## Source document
::::::::::

Relative and Absolute Age

In order to understand how geologists deal with time we first need to understand the concepts of relative age and absolute age.

Relative age -  Relative means that we can determine  if something is younger than or older than something else.  Relative time does not tell how old something is, all we know is the sequence of events.  For example:  the sandstone in this area is older than the limestone.

Absolute age-  Absolute age means that we can more or less precisely assign a number (in years, minutes, seconds, or some other units of time) to the amount of time that has passed.  Thus we can say how old something is.  For example:  The sandstone is 300 million years old.

To better understand these concepts, let's look at an archeological example:  Imagine we are a group of archeologists studying two different trash pits recently discovered.  By carefully digging, we have found that each trash pit shows a sequence of layers.  Although the types of trash in each pit is quite variable, each layer has a distinctive kind of trash that distinguishes it from other layers in the pits.

::::::::::

## Problem 1
Lay out the rows below as a JSON list of strings, with one string per line and blank lines omitted.

::::::::::

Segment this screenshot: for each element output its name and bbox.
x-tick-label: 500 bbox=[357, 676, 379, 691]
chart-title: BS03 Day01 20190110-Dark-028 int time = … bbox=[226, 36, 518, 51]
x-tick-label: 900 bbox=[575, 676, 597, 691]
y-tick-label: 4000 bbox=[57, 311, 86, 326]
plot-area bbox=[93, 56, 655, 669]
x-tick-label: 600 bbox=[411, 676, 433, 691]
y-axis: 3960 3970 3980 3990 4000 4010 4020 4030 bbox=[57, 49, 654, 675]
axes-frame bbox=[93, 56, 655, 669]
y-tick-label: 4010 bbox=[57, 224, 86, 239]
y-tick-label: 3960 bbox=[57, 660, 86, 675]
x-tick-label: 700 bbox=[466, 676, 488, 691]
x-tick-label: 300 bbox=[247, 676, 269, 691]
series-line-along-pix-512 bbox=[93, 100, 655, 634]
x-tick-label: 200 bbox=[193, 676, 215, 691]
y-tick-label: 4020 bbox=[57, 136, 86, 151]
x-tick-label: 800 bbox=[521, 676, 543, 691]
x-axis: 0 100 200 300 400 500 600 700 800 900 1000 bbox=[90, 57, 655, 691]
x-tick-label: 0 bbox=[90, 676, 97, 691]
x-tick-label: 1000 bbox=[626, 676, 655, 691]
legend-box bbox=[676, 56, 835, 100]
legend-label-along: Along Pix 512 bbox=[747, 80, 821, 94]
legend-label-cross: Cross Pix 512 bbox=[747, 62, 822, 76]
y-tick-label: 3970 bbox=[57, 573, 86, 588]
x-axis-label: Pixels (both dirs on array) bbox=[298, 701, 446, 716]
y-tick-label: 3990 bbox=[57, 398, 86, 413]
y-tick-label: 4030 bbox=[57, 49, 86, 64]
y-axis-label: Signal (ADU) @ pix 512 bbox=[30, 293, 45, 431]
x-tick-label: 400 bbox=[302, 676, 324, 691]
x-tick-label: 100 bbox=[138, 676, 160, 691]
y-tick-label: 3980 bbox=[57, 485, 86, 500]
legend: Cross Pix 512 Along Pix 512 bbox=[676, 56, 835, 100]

::::::::::

## Problem 2
From the passage on relative and absolute age, reproduce the stretch from "Relative and Absolute" through "than the limestone.", swapping "limestone" for "granite".

## Written reply 1
[
  "Segment this screenshot: for each element output its name and bbox.",
  "x-tick-label: 500 bbox=[357, 676, 379, 691]",
  "chart-title: BS03 Day01 20190110-Dark-028 int time = … bbox=[226, 36, 518, 51]",
  "x-tick-label: 900 bbox=[575, 676, 597, 691]",
  "y-tick-label: 4000 bbox=[57, 311, 86, 326]",
  "plot-area bbox=[93, 56, 655, 669]",
  "x-tick-label: 600 bbox=[411, 676, 433, 691]",
  "y-axis: 3960 3970 3980 3990 4000 4010 4020 4030 bbox=[57, 49, 654, 675]",
  "axes-frame bbox=[93, 56, 655, 669]",
  "y-tick-label: 4010 bbox=[57, 224, 86, 239]",
  "y-tick-label: 3960 bbox=[57, 660, 86, 675]",
  "x-tick-label: 700 bbox=[466, 676, 488, 691]",
  "x-tick-label: 300 bbox=[247, 676, 269, 691]",
  "series-line-along-pix-512 bbox=[93, 100, 655, 634]",
  "x-tick-label: 200 bbox=[193, 676, 215, 691]",
  "y-tick-label: 4020 bbox=[57, 136, 86, 151]",
  "x-tick-label: 800 bbox=[521, 676, 543, 691]",
  "x-axis: 0 100 200 300 400 500 600 700 800 900 1000 bbox=[90, 57, 655, 691]",
  "x-tick-label: 0 bbox=[90, 676, 97, 691]",
  "x-tick-label: 1000 bbox=[626, 676, 655, 691]",
  "legend-box bbox=[676, 56, 835, 100]",
  "legend-label-along: Along Pix 512 bbox=[747, 80, 821, 94]",
  "legend-label-cross: Cross Pix 512 bbox=[747, 62, 822, 76]",
  "y-tick-label: 3970 bbox=[57, 573, 86, 588]",
  "x-axis-label: Pixels (both dirs on array) bbox=[298, 701, 446, 716]",
  "y-tick-label: 3990 bbox=[57, 398, 86, 413]",
  "y-tick-label: 4030 bbox=[57, 49, 86, 64]",
  "y-axis-label: Signal (ADU) @ pix 512 bbox=[30, 293, 45, 431]",
  "x-tick-label: 400 bbox=[302, 676, 324, 691]",
  "x-tick-label: 100 bbox=[138, 676, 160, 691]",
  "y-tick-label: 3980 bbox=[57, 485, 86, 500]",
  "legend: Cross Pix 512 Along Pix 512 bbox=[676, 56, 835, 100]"
]

## Written reply 2
Relative and Absolute Age

In order to understand how geologists deal with time we first need to understand the concepts of relative age and absolute age.

Relative age -  Relative means that we can determine  if something is younger than or older than something else.  Relative time does not tell how old something is, all we know is the sequence of events.  For example:  the sandstone in this area is older than the granite.